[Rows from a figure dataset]
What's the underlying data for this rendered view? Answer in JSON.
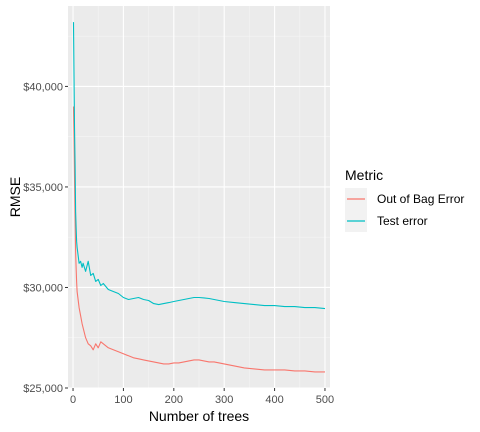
{
  "chart_data": {
    "type": "line",
    "title": "",
    "xlabel": "Number of trees",
    "ylabel": "RMSE",
    "xlim": [
      -10,
      510
    ],
    "ylim": [
      25000,
      44000
    ],
    "x_ticks": [
      0,
      100,
      200,
      300,
      400,
      500
    ],
    "x_tick_labels": [
      "0",
      "100",
      "200",
      "300",
      "400",
      "500"
    ],
    "y_ticks": [
      25000,
      30000,
      35000,
      40000
    ],
    "y_tick_labels": [
      "$25,000",
      "$30,000",
      "$35,000",
      "$40,000"
    ],
    "grid": true,
    "legend": {
      "title": "Metric",
      "position": "right"
    },
    "series": [
      {
        "name": "Out of Bag Error",
        "color": "#F8766D",
        "x": [
          1,
          2,
          3,
          4,
          5,
          6,
          7,
          8,
          10,
          12,
          15,
          18,
          20,
          25,
          30,
          35,
          40,
          45,
          50,
          55,
          60,
          70,
          80,
          90,
          100,
          110,
          120,
          130,
          140,
          150,
          160,
          170,
          180,
          190,
          200,
          210,
          220,
          230,
          240,
          250,
          260,
          270,
          280,
          290,
          300,
          320,
          340,
          360,
          380,
          400,
          420,
          440,
          460,
          480,
          500
        ],
        "y": [
          39000,
          37500,
          35500,
          33500,
          31800,
          31000,
          30300,
          29800,
          29400,
          29000,
          28600,
          28200,
          28000,
          27500,
          27200,
          27100,
          26900,
          27200,
          27000,
          27300,
          27200,
          27000,
          26900,
          26800,
          26700,
          26600,
          26500,
          26450,
          26400,
          26350,
          26300,
          26250,
          26200,
          26200,
          26250,
          26250,
          26300,
          26350,
          26400,
          26400,
          26350,
          26300,
          26300,
          26250,
          26200,
          26100,
          26000,
          25950,
          25900,
          25900,
          25900,
          25850,
          25850,
          25800,
          25800
        ]
      },
      {
        "name": "Test error",
        "color": "#00BFC4",
        "x": [
          1,
          2,
          3,
          4,
          5,
          6,
          7,
          8,
          10,
          12,
          15,
          18,
          20,
          25,
          30,
          35,
          40,
          45,
          50,
          55,
          60,
          70,
          80,
          90,
          100,
          110,
          120,
          130,
          140,
          150,
          160,
          170,
          180,
          190,
          200,
          210,
          220,
          230,
          240,
          250,
          260,
          270,
          280,
          290,
          300,
          320,
          340,
          360,
          380,
          400,
          420,
          440,
          460,
          480,
          500
        ],
        "y": [
          43200,
          40500,
          38000,
          36000,
          33800,
          33000,
          32300,
          32000,
          31600,
          31200,
          31300,
          31000,
          31200,
          30800,
          31300,
          30600,
          30700,
          30300,
          30400,
          30100,
          30200,
          29900,
          29800,
          29700,
          29500,
          29400,
          29450,
          29500,
          29400,
          29350,
          29200,
          29150,
          29200,
          29250,
          29300,
          29350,
          29400,
          29450,
          29500,
          29500,
          29480,
          29450,
          29400,
          29350,
          29300,
          29250,
          29200,
          29150,
          29100,
          29100,
          29050,
          29050,
          29000,
          29000,
          28950
        ]
      }
    ]
  }
}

▶ [Exercise aim]:
Your task is to reproduce all of the material exactly. The pictures stay out.

▶ [Problem solution]:
What's the underlying data for this rendered view? Answer in JSON.
{
  "chart_data": {
    "type": "line",
    "title": "",
    "xlabel": "Number of trees",
    "ylabel": "RMSE",
    "xlim": [
      -10,
      510
    ],
    "ylim": [
      25000,
      44000
    ],
    "x_ticks": [
      0,
      100,
      200,
      300,
      400,
      500
    ],
    "x_tick_labels": [
      "0",
      "100",
      "200",
      "300",
      "400",
      "500"
    ],
    "y_ticks": [
      25000,
      30000,
      35000,
      40000
    ],
    "y_tick_labels": [
      "$25,000",
      "$30,000",
      "$35,000",
      "$40,000"
    ],
    "grid": true,
    "legend": {
      "title": "Metric",
      "position": "right"
    },
    "series": [
      {
        "name": "Out of Bag Error",
        "color": "#F8766D",
        "x": [
          1,
          2,
          3,
          4,
          5,
          6,
          7,
          8,
          10,
          12,
          15,
          18,
          20,
          25,
          30,
          35,
          40,
          45,
          50,
          55,
          60,
          70,
          80,
          90,
          100,
          110,
          120,
          130,
          140,
          150,
          160,
          170,
          180,
          190,
          200,
          210,
          220,
          230,
          240,
          250,
          260,
          270,
          280,
          290,
          300,
          320,
          340,
          360,
          380,
          400,
          420,
          440,
          460,
          480,
          500
        ],
        "y": [
          39000,
          37500,
          35500,
          33500,
          31800,
          31000,
          30300,
          29800,
          29400,
          29000,
          28600,
          28200,
          28000,
          27500,
          27200,
          27100,
          26900,
          27200,
          27000,
          27300,
          27200,
          27000,
          26900,
          26800,
          26700,
          26600,
          26500,
          26450,
          26400,
          26350,
          26300,
          26250,
          26200,
          26200,
          26250,
          26250,
          26300,
          26350,
          26400,
          26400,
          26350,
          26300,
          26300,
          26250,
          26200,
          26100,
          26000,
          25950,
          25900,
          25900,
          25900,
          25850,
          25850,
          25800,
          25800
        ]
      },
      {
        "name": "Test error",
        "color": "#00BFC4",
        "x": [
          1,
          2,
          3,
          4,
          5,
          6,
          7,
          8,
          10,
          12,
          15,
          18,
          20,
          25,
          30,
          35,
          40,
          45,
          50,
          55,
          60,
          70,
          80,
          90,
          100,
          110,
          120,
          130,
          140,
          150,
          160,
          170,
          180,
          190,
          200,
          210,
          220,
          230,
          240,
          250,
          260,
          270,
          280,
          290,
          300,
          320,
          340,
          360,
          380,
          400,
          420,
          440,
          460,
          480,
          500
        ],
        "y": [
          43200,
          40500,
          38000,
          36000,
          33800,
          33000,
          32300,
          32000,
          31600,
          31200,
          31300,
          31000,
          31200,
          30800,
          31300,
          30600,
          30700,
          30300,
          30400,
          30100,
          30200,
          29900,
          29800,
          29700,
          29500,
          29400,
          29450,
          29500,
          29400,
          29350,
          29200,
          29150,
          29200,
          29250,
          29300,
          29350,
          29400,
          29450,
          29500,
          29500,
          29480,
          29450,
          29400,
          29350,
          29300,
          29250,
          29200,
          29150,
          29100,
          29100,
          29050,
          29050,
          29000,
          29000,
          28950
        ]
      }
    ]
  }
}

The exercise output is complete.